### Written problem
In the data below, locate each line with the word "content" and list it.

### Stored records

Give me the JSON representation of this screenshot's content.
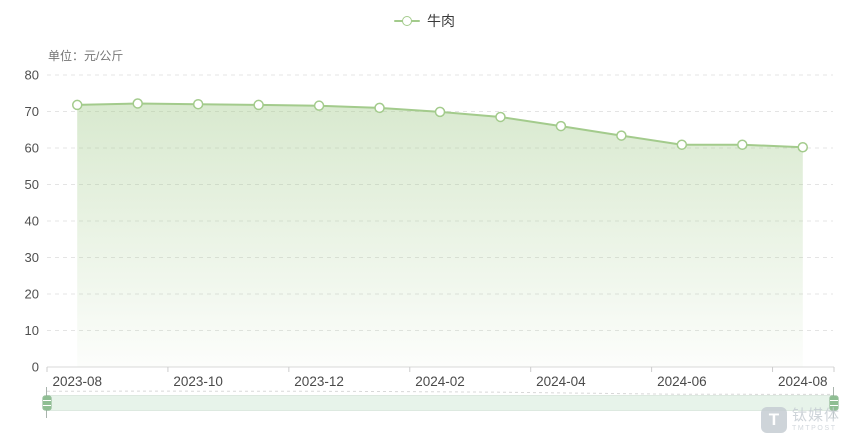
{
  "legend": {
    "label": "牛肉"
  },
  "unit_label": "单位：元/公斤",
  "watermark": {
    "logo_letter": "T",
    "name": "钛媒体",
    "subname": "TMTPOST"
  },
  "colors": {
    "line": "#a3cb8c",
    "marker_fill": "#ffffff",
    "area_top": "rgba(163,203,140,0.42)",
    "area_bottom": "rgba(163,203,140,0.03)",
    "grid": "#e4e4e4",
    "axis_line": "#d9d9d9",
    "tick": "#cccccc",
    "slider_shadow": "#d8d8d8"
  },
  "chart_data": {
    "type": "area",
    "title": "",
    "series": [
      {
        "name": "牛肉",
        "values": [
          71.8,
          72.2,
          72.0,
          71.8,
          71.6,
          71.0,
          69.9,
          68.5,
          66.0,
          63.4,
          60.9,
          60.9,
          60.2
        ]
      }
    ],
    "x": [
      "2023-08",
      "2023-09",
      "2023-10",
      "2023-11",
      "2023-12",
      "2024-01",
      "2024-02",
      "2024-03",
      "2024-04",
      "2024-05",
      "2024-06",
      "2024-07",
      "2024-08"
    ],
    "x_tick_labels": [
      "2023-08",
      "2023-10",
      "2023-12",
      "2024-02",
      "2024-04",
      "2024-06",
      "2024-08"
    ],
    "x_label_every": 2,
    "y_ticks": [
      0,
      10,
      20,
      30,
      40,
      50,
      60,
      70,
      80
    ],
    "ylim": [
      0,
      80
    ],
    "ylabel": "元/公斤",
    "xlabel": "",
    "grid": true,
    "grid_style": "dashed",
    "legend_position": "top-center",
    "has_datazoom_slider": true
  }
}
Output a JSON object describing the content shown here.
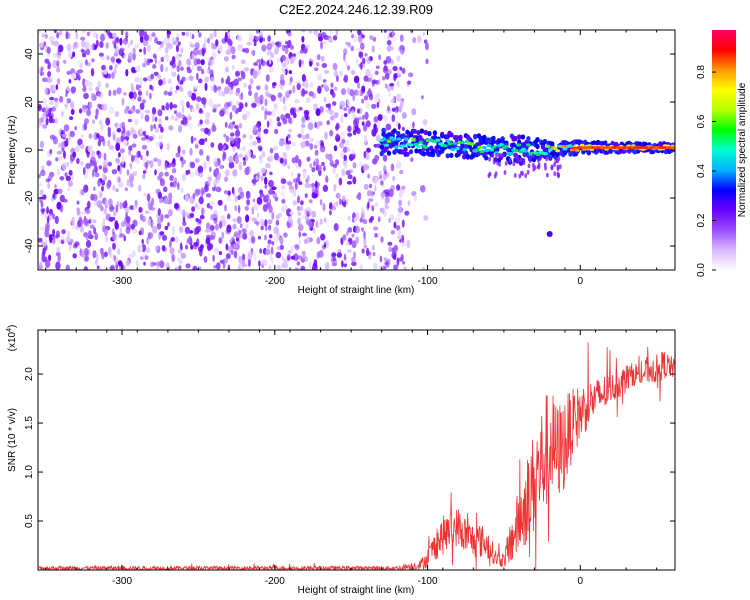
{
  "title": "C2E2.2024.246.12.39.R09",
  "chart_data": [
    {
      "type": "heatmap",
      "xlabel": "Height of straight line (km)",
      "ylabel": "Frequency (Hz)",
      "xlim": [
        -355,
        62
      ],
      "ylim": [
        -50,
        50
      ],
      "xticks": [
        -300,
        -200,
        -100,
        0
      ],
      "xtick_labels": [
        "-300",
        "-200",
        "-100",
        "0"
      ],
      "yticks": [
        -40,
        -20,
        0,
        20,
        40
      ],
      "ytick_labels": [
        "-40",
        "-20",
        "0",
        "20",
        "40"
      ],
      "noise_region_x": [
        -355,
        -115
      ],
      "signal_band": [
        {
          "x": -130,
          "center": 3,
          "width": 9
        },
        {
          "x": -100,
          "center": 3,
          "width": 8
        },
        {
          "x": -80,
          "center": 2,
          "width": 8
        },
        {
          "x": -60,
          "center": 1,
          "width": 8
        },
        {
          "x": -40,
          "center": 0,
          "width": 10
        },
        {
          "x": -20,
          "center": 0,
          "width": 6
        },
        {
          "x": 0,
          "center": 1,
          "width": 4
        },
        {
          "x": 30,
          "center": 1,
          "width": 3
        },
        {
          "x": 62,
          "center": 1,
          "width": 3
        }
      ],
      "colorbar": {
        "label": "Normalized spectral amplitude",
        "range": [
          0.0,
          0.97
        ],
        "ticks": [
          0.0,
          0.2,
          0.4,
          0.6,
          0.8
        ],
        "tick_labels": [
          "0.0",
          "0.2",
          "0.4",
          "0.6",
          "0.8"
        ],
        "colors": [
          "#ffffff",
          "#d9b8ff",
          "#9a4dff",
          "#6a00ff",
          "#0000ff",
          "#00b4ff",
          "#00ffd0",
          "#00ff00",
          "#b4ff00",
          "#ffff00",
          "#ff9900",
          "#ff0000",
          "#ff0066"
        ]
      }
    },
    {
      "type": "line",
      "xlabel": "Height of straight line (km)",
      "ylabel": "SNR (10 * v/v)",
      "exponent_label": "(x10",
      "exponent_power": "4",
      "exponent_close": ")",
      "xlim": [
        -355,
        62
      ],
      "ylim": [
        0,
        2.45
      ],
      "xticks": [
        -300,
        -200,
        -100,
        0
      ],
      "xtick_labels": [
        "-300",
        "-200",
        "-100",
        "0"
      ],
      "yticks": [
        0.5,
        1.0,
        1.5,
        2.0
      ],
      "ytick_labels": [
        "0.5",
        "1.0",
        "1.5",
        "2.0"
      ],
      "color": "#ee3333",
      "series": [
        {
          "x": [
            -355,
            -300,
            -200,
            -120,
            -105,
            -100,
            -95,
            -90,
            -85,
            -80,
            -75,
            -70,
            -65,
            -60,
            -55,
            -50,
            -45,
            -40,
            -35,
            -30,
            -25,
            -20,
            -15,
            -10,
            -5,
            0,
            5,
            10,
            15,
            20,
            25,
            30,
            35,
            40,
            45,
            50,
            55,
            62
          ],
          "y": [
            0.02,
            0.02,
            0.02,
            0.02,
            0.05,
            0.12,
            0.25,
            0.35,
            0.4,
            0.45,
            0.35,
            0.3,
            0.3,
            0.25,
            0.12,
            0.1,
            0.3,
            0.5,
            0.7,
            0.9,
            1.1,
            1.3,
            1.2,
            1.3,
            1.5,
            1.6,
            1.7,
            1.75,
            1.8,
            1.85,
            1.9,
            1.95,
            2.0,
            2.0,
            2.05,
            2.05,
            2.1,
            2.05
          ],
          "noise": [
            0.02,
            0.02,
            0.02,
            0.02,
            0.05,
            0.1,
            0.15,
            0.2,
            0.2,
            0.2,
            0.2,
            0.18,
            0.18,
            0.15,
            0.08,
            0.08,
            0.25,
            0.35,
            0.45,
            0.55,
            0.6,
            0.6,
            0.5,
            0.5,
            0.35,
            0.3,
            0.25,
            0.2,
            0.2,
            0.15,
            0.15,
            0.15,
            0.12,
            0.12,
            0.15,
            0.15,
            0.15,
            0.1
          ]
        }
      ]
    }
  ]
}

### Exercise result
Give me the JSON representation of this screenshot's content.
Output a JSON object describing the content shown here.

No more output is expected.